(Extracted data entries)
— START —

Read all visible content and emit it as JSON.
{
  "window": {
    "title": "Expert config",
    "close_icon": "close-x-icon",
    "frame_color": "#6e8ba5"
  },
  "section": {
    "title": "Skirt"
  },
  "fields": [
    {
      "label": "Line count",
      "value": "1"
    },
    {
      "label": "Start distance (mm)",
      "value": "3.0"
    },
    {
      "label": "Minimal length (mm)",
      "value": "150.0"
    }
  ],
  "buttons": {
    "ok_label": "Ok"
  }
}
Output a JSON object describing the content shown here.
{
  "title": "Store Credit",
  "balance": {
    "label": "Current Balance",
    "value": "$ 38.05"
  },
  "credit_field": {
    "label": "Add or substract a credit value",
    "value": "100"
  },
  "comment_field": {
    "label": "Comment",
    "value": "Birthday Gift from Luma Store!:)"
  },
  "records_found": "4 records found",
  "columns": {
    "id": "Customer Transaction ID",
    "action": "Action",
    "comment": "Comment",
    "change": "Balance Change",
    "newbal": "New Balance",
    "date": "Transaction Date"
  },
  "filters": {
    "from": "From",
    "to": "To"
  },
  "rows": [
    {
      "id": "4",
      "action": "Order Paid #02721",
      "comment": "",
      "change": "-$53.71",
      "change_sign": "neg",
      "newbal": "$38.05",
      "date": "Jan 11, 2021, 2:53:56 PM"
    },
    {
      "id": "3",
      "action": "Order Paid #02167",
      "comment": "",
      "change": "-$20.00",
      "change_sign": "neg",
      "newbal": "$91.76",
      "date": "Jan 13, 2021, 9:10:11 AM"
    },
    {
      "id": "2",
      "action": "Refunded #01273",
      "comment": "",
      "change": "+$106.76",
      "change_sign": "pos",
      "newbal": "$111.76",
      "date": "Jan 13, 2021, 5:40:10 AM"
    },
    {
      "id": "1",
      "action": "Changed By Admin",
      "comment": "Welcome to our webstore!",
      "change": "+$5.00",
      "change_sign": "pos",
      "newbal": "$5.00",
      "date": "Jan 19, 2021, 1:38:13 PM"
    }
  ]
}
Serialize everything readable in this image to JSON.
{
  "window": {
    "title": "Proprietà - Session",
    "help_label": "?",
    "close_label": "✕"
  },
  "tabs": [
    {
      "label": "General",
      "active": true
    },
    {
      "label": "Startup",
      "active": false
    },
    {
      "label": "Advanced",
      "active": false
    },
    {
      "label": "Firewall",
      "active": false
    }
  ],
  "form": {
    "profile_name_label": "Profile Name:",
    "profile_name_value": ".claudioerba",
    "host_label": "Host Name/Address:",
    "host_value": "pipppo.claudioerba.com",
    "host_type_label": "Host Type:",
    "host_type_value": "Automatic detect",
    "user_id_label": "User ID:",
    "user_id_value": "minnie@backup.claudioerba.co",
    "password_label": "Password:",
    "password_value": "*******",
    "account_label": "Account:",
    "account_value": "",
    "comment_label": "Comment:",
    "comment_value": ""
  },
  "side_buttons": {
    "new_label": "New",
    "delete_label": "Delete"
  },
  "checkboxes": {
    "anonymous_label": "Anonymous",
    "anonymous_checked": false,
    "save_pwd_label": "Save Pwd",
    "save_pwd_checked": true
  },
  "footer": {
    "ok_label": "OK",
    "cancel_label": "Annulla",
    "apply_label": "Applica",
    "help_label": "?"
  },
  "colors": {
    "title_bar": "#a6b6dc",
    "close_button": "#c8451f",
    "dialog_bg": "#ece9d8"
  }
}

— END —

• Task directions: Retype the whole listing above exactly.

• Written answer:
Read all visible content and emit it as JSON.
{
  "window": {
    "title": "Expert config",
    "close_icon": "close-x-icon",
    "frame_color": "#6e8ba5"
  },
  "section": {
    "title": "Skirt"
  },
  "fields": [
    {
      "label": "Line count",
      "value": "1"
    },
    {
      "label": "Start distance (mm)",
      "value": "3.0"
    },
    {
      "label": "Minimal length (mm)",
      "value": "150.0"
    }
  ],
  "buttons": {
    "ok_label": "Ok"
  }
}
Output a JSON object describing the content shown here.
{
  "title": "Store Credit",
  "balance": {
    "label": "Current Balance",
    "value": "$ 38.05"
  },
  "credit_field": {
    "label": "Add or substract a credit value",
    "value": "100"
  },
  "comment_field": {
    "label": "Comment",
    "value": "Birthday Gift from Luma Store!:)"
  },
  "records_found": "4 records found",
  "columns": {
    "id": "Customer Transaction ID",
    "action": "Action",
    "comment": "Comment",
    "change": "Balance Change",
    "newbal": "New Balance",
    "date": "Transaction Date"
  },
  "filters": {
    "from": "From",
    "to": "To"
  },
  "rows": [
    {
      "id": "4",
      "action": "Order Paid #02721",
      "comment": "",
      "change": "-$53.71",
      "change_sign": "neg",
      "newbal": "$38.05",
      "date": "Jan 11, 2021, 2:53:56 PM"
    },
    {
      "id": "3",
      "action": "Order Paid #02167",
      "comment": "",
      "change": "-$20.00",
      "change_sign": "neg",
      "newbal": "$91.76",
      "date": "Jan 13, 2021, 9:10:11 AM"
    },
    {
      "id": "2",
      "action": "Refunded #01273",
      "comment": "",
      "change": "+$106.76",
      "change_sign": "pos",
      "newbal": "$111.76",
      "date": "Jan 13, 2021, 5:40:10 AM"
    },
    {
      "id": "1",
      "action": "Changed By Admin",
      "comment": "Welcome to our webstore!",
      "change": "+$5.00",
      "change_sign": "pos",
      "newbal": "$5.00",
      "date": "Jan 19, 2021, 1:38:13 PM"
    }
  ]
}
Serialize everything readable in this image to JSON.
{
  "window": {
    "title": "Proprietà - Session",
    "help_label": "?",
    "close_label": "✕"
  },
  "tabs": [
    {
      "label": "General",
      "active": true
    },
    {
      "label": "Startup",
      "active": false
    },
    {
      "label": "Advanced",
      "active": false
    },
    {
      "label": "Firewall",
      "active": false
    }
  ],
  "form": {
    "profile_name_label": "Profile Name:",
    "profile_name_value": ".claudioerba",
    "host_label": "Host Name/Address:",
    "host_value": "pipppo.claudioerba.com",
    "host_type_label": "Host Type:",
    "host_type_value": "Automatic detect",
    "user_id_label": "User ID:",
    "user_id_value": "minnie@backup.claudioerba.co",
    "password_label": "Password:",
    "password_value": "*******",
    "account_label": "Account:",
    "account_value": "",
    "comment_label": "Comment:",
    "comment_value": ""
  },
  "side_buttons": {
    "new_label": "New",
    "delete_label": "Delete"
  },
  "checkboxes": {
    "anonymous_label": "Anonymous",
    "anonymous_checked": false,
    "save_pwd_label": "Save Pwd",
    "save_pwd_checked": true
  },
  "footer": {
    "ok_label": "OK",
    "cancel_label": "Annulla",
    "apply_label": "Applica",
    "help_label": "?"
  },
  "colors": {
    "title_bar": "#a6b6dc",
    "close_button": "#c8451f",
    "dialog_bg": "#ece9d8"
  }
}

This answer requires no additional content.